Figure record listings:
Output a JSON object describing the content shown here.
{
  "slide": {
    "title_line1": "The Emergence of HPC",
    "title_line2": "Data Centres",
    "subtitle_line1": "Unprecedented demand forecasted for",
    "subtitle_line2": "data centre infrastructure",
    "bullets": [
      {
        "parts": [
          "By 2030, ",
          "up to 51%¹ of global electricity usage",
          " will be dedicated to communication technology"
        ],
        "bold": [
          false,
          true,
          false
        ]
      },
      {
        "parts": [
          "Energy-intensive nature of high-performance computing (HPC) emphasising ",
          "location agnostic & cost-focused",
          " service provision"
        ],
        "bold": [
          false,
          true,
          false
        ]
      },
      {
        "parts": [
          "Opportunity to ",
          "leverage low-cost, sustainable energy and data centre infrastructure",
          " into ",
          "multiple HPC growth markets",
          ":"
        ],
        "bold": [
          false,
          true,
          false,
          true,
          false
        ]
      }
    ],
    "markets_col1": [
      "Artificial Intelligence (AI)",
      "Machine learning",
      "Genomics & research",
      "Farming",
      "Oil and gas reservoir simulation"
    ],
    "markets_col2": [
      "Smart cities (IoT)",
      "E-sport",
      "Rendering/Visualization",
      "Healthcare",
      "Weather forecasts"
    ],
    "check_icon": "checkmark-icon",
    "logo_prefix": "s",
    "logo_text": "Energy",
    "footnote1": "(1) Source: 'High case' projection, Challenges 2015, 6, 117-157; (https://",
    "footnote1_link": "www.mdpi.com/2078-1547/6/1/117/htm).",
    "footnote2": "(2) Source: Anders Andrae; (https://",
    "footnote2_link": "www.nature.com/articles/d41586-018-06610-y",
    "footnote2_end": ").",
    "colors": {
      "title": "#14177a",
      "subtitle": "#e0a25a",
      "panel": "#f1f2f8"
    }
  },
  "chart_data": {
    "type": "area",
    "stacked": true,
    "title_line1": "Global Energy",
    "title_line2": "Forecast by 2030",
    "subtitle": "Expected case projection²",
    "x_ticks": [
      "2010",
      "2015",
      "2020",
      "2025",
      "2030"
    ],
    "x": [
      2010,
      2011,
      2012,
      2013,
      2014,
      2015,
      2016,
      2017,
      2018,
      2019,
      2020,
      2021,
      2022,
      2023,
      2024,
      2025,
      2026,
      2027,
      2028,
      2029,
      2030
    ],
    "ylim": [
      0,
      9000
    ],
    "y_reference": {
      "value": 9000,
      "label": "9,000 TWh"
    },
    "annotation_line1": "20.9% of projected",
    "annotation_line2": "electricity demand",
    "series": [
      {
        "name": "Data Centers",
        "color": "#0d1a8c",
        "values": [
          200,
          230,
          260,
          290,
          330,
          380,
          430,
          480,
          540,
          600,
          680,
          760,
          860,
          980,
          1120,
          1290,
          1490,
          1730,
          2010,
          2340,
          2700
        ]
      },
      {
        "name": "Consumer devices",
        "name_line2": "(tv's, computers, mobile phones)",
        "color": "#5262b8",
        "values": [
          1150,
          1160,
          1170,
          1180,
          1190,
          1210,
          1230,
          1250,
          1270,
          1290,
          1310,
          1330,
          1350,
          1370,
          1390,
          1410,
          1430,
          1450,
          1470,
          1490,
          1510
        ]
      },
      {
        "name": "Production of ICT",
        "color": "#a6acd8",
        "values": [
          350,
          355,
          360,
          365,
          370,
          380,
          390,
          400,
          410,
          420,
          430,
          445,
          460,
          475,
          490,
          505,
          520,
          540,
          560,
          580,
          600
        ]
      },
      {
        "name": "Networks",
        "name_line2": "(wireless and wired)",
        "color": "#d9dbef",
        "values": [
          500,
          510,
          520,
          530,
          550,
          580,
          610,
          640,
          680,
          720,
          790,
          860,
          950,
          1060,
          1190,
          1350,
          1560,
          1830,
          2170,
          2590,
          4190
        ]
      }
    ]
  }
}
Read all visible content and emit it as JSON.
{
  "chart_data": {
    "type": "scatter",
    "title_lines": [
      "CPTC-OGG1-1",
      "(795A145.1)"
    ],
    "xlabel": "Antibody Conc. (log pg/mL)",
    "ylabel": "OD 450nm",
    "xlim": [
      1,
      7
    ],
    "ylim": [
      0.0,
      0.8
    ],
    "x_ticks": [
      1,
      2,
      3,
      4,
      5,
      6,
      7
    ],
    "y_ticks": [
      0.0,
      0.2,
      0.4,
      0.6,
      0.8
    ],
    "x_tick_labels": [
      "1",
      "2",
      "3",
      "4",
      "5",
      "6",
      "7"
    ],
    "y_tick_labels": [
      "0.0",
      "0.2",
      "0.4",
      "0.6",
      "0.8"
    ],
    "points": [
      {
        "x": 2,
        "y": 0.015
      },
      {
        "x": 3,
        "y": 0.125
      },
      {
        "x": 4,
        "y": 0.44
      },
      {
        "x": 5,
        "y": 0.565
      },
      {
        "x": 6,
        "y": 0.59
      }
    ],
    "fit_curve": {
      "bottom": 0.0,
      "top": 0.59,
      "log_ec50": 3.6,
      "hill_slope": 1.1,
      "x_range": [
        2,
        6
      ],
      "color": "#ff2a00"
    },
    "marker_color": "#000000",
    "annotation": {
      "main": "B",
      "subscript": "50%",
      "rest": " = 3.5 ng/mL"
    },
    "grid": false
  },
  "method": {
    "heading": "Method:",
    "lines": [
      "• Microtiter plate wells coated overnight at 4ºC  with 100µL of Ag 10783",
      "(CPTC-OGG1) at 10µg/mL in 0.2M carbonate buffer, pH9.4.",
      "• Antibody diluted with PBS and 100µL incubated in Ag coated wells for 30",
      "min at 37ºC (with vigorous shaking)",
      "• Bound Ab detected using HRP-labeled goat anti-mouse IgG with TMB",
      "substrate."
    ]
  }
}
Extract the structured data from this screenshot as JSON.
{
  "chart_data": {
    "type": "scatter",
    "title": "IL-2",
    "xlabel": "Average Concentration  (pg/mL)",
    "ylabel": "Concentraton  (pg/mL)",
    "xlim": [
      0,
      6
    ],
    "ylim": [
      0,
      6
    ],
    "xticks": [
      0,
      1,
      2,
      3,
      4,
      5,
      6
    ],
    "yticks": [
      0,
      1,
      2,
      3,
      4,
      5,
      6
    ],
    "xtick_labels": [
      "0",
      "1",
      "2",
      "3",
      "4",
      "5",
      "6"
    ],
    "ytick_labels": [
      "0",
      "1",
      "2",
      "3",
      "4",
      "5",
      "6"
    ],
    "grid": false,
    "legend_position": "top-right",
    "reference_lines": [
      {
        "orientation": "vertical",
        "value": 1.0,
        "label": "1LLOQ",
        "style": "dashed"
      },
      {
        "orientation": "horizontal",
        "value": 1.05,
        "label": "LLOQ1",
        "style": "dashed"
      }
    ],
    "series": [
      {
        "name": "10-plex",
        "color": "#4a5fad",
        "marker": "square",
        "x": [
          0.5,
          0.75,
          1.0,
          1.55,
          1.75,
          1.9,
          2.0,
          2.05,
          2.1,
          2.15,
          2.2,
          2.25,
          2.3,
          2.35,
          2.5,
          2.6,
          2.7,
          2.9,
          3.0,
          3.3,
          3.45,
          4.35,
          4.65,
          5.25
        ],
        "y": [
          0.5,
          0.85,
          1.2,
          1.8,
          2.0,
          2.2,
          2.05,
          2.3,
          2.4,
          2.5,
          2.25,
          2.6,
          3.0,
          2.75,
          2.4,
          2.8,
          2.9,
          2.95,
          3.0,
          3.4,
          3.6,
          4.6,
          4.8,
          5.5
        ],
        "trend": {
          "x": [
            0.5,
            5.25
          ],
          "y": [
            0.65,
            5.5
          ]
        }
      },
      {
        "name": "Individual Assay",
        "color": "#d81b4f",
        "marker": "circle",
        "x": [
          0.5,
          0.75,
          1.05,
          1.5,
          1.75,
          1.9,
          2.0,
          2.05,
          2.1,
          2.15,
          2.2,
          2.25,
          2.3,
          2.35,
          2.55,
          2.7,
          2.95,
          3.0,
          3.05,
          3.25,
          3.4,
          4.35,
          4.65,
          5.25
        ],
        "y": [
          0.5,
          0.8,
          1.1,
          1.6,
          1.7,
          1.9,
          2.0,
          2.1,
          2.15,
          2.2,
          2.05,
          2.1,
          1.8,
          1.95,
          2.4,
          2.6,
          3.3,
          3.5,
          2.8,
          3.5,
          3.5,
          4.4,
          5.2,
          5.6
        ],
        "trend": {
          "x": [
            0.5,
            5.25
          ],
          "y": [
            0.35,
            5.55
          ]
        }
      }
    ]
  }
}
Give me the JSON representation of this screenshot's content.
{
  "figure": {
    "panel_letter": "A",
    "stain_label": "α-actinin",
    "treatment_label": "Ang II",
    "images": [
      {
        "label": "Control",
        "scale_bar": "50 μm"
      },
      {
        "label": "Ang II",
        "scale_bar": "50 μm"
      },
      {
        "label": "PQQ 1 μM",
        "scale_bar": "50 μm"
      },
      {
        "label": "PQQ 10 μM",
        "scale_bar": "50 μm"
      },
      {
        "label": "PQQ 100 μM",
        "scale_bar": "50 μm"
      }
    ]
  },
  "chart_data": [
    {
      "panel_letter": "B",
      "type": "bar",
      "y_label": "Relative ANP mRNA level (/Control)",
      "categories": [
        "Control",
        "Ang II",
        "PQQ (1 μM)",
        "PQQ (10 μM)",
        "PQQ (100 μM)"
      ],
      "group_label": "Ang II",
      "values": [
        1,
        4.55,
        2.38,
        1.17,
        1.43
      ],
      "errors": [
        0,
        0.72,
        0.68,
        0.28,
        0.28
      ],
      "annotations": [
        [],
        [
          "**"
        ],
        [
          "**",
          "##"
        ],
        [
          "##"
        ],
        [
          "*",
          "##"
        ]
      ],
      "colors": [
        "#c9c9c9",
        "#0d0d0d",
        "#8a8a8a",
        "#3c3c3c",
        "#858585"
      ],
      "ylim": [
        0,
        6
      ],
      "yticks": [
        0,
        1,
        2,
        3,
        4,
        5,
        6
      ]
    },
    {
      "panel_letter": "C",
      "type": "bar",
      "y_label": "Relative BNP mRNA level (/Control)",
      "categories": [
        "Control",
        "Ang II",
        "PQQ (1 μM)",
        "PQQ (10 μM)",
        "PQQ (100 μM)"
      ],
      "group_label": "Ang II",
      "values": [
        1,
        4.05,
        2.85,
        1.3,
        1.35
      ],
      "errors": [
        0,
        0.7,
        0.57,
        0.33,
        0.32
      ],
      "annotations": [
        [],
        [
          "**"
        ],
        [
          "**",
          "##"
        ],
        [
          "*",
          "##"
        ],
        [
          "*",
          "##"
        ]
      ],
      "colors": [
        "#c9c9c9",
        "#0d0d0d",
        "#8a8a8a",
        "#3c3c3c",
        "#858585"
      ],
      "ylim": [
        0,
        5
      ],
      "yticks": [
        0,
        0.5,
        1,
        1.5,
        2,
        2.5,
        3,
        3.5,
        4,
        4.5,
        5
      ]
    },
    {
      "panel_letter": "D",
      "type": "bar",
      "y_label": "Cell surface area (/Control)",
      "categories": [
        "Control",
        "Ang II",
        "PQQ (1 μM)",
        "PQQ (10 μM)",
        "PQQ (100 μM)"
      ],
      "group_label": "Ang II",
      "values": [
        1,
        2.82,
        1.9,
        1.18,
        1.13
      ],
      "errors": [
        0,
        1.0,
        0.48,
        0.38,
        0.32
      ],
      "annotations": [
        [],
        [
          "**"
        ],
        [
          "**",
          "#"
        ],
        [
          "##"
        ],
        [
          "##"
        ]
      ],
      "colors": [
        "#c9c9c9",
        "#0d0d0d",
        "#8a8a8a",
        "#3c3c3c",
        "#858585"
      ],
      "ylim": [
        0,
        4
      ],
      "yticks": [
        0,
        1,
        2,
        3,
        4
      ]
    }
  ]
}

Requirement: Go through the records and show every line with the string "Antibody" in it.

Exercise answer:
    "xlabel": "Antibody Conc. (log pg/mL)",
      "• Antibody diluted with PBS and 100µL incubated in Ag coated wells for 30",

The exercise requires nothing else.